> [DATASET]:
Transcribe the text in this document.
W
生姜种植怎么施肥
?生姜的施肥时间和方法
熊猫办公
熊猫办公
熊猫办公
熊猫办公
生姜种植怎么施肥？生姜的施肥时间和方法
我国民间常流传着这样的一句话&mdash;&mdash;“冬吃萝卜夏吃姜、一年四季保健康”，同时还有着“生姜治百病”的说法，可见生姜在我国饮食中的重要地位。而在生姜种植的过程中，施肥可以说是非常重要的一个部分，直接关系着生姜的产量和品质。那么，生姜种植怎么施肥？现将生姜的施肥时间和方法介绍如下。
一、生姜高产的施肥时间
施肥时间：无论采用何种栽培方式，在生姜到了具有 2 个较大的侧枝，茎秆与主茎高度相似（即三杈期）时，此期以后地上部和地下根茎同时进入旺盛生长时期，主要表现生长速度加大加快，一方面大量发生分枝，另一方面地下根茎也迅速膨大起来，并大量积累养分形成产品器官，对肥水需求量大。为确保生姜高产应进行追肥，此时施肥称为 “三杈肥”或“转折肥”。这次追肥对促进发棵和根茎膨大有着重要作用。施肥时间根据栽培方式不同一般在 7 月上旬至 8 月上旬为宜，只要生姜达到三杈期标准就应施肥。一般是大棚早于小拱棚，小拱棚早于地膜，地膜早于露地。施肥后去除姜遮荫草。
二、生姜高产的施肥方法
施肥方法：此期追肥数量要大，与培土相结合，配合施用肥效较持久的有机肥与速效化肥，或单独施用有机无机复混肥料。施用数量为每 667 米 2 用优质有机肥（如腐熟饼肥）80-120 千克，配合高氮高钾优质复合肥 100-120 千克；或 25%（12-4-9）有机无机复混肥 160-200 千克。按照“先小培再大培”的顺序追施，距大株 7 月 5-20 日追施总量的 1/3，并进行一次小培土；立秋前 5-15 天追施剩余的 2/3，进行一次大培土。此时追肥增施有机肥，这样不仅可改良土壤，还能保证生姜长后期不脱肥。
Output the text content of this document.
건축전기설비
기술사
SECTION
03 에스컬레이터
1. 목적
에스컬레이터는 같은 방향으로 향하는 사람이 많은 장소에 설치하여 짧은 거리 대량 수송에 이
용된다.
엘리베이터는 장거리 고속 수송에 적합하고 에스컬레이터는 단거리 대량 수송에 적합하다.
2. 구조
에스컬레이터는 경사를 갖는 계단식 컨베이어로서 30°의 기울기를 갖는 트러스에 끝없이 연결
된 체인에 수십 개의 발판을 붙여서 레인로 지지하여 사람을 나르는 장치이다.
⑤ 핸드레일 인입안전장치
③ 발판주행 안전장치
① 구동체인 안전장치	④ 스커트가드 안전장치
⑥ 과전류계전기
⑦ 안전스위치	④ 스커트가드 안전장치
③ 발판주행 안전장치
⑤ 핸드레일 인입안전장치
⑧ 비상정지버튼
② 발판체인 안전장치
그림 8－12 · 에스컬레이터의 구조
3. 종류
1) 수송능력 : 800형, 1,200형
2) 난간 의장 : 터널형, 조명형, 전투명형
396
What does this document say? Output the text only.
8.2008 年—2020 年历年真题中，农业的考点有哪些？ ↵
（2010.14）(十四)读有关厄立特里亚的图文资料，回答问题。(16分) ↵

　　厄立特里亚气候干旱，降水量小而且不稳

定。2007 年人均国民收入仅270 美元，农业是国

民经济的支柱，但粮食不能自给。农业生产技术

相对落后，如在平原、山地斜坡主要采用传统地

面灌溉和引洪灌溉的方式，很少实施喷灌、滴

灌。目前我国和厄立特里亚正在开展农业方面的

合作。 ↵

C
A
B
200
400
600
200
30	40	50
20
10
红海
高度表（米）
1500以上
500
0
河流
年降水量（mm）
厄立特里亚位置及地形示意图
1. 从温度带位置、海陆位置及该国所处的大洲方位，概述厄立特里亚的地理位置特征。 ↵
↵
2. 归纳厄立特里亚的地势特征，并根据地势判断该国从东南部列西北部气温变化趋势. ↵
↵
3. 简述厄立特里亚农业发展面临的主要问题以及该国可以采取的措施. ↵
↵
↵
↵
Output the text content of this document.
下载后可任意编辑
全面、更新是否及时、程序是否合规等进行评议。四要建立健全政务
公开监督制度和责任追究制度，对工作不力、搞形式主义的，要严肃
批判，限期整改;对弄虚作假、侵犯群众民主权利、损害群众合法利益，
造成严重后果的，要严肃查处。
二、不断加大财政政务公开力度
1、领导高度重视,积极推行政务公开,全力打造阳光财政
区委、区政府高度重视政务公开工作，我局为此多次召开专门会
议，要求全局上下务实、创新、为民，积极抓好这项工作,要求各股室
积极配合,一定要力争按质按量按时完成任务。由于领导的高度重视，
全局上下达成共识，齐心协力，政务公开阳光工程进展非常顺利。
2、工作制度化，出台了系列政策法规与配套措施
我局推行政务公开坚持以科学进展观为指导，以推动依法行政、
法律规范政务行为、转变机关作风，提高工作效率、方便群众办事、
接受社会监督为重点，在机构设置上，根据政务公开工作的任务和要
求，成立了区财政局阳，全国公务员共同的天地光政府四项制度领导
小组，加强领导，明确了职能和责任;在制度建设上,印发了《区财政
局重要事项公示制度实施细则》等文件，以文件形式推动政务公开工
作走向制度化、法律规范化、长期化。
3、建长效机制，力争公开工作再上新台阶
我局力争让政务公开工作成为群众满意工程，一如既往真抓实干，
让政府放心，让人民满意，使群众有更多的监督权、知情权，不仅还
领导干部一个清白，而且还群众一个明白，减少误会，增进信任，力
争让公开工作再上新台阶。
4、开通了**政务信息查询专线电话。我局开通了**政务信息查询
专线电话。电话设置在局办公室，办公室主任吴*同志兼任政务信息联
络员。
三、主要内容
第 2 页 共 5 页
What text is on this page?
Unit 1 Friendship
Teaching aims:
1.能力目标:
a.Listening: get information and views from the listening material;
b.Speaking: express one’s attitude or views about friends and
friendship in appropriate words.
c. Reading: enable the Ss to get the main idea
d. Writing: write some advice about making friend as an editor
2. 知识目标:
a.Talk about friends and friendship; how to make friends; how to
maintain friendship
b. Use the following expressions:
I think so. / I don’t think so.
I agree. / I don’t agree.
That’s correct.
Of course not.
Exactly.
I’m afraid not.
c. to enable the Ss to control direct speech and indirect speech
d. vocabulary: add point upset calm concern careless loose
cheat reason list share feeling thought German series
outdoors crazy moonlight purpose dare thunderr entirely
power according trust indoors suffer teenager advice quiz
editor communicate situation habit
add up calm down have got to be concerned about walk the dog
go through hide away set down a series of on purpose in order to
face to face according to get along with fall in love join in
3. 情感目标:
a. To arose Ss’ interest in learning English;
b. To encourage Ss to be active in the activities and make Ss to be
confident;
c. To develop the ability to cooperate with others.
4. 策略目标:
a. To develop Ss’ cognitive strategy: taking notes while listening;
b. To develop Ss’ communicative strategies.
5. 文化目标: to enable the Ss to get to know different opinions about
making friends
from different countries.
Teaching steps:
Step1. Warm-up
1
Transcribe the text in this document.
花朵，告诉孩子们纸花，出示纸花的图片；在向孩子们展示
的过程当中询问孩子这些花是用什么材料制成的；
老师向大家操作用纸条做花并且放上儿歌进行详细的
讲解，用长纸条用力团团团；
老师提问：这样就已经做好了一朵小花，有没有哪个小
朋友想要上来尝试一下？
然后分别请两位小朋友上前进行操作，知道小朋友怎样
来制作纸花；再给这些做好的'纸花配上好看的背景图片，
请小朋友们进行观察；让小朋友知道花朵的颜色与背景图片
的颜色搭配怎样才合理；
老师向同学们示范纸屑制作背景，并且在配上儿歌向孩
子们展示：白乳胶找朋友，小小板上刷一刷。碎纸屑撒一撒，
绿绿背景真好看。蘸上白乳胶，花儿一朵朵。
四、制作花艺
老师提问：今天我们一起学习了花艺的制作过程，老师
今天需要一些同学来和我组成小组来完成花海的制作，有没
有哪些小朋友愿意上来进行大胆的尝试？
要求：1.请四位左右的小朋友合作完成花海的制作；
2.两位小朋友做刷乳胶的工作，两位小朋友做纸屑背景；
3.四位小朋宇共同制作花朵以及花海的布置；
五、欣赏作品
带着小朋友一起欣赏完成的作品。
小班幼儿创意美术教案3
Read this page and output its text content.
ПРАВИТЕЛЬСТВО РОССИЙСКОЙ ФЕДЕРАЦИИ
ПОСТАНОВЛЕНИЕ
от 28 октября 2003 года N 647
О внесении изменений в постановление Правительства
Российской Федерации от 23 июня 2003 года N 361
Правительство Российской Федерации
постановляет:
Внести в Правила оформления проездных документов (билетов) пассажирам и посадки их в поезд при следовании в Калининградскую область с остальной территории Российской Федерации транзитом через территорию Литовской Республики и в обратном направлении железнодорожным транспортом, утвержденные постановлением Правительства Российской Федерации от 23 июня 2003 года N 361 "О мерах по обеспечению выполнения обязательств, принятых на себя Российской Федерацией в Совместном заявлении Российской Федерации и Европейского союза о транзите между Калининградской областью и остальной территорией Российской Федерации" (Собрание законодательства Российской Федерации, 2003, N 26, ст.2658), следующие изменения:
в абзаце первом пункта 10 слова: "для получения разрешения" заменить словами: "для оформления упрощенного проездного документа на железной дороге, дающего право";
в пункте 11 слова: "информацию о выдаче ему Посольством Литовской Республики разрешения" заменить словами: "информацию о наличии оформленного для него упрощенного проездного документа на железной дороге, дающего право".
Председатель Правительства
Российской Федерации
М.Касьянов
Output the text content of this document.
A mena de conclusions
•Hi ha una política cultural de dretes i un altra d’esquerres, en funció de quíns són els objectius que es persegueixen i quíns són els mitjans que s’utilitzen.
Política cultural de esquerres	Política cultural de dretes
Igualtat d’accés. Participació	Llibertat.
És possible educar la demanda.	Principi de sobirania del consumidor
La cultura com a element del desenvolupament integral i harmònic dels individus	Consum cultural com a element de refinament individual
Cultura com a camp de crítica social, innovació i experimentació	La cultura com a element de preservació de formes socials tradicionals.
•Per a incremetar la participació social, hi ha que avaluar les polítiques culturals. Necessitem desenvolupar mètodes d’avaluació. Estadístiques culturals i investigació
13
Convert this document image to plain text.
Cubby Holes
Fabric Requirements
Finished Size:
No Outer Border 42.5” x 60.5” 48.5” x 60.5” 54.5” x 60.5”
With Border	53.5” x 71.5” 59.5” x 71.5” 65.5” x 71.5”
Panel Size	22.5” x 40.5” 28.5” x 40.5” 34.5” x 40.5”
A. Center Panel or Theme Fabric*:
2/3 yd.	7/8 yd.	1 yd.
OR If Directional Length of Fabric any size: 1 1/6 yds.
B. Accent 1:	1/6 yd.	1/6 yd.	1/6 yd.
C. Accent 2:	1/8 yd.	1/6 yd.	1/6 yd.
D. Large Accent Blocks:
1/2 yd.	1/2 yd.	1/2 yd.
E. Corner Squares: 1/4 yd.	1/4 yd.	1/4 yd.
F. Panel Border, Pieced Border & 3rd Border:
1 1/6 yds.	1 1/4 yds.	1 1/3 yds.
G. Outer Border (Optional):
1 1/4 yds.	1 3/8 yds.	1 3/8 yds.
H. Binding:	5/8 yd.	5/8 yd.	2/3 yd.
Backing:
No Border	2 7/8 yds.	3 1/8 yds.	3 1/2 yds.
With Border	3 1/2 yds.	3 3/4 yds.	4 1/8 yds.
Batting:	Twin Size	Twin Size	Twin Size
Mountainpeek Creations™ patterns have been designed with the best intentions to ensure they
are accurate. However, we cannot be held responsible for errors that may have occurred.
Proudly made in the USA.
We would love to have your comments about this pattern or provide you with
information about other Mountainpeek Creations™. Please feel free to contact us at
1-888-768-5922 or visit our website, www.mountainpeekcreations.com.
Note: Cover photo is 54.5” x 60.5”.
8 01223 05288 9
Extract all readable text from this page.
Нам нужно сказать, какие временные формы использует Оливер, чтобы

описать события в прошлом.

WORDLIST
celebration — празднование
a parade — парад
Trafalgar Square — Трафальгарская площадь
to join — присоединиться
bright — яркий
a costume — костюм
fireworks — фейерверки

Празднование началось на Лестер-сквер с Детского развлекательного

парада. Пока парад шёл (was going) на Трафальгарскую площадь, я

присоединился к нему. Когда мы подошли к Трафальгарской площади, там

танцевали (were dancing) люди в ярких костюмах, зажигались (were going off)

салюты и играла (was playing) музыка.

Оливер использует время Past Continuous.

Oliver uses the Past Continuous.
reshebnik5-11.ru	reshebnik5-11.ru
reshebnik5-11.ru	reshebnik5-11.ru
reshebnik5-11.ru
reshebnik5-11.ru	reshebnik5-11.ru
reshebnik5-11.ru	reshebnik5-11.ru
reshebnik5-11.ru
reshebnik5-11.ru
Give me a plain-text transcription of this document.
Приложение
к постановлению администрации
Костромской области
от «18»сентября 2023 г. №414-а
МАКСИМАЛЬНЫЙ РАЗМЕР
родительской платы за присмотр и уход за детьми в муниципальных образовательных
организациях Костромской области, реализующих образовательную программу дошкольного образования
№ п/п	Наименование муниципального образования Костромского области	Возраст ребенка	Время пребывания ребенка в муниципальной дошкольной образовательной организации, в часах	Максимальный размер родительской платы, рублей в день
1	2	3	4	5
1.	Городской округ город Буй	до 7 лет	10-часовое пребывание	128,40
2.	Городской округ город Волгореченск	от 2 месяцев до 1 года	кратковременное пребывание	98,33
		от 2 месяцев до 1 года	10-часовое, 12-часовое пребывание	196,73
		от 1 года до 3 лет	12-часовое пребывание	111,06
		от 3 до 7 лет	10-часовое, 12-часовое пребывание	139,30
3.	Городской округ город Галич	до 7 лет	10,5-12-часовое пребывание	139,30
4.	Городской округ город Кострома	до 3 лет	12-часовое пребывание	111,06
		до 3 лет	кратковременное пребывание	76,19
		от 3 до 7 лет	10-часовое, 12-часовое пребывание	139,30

> [TO DO]: Only the number is wanted: how many lines in the data include the word "purpose"?

> [FINISHED EXERCISE]: 2